## START Provided entries

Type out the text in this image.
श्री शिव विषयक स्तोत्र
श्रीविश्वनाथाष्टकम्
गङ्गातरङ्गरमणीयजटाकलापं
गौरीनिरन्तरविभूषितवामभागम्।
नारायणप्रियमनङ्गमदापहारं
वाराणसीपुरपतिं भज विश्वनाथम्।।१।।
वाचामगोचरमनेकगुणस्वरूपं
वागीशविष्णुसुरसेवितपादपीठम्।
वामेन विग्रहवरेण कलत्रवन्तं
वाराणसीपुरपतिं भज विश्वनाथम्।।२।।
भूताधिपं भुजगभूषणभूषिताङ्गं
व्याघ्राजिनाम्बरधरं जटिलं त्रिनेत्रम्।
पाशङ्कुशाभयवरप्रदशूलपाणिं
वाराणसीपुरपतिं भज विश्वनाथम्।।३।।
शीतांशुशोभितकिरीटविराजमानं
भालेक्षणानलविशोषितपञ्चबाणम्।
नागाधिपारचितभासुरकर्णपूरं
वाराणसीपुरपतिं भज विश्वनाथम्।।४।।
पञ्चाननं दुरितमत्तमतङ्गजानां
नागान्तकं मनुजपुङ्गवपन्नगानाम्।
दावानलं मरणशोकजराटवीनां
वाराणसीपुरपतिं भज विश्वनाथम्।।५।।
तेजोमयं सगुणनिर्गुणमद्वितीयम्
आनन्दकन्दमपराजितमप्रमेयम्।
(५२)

## END Provided entries

■ Required task: The records above must be repeated exactly, every one of them.

■ Task output:
Type out the text in this image.
श्री शिव विषयक स्तोत्र
श्रीविश्वनाथाष्टकम्
गङ्गातरङ्गरमणीयजटाकलापं
गौरीनिरन्तरविभूषितवामभागम्।
नारायणप्रियमनङ्गमदापहारं
वाराणसीपुरपतिं भज विश्वनाथम्।।१।।
वाचामगोचरमनेकगुणस्वरूपं
वागीशविष्णुसुरसेवितपादपीठम्।
वामेन विग्रहवरेण कलत्रवन्तं
वाराणसीपुरपतिं भज विश्वनाथम्।।२।।
भूताधिपं भुजगभूषणभूषिताङ्गं
व्याघ्राजिनाम्बरधरं जटिलं त्रिनेत्रम्।
पाशङ्कुशाभयवरप्रदशूलपाणिं
वाराणसीपुरपतिं भज विश्वनाथम्।।३।।
शीतांशुशोभितकिरीटविराजमानं
भालेक्षणानलविशोषितपञ्चबाणम्।
नागाधिपारचितभासुरकर्णपूरं
वाराणसीपुरपतिं भज विश्वनाथम्।।४।।
पञ्चाननं दुरितमत्तमतङ्गजानां
नागान्तकं मनुजपुङ्गवपन्नगानाम्।
दावानलं मरणशोकजराटवीनां
वाराणसीपुरपतिं भज विश्वनाथम्।।५।।
तेजोमयं सगुणनिर्गुणमद्वितीयम्
आनन्दकन्दमपराजितमप्रमेयम्।
(५२)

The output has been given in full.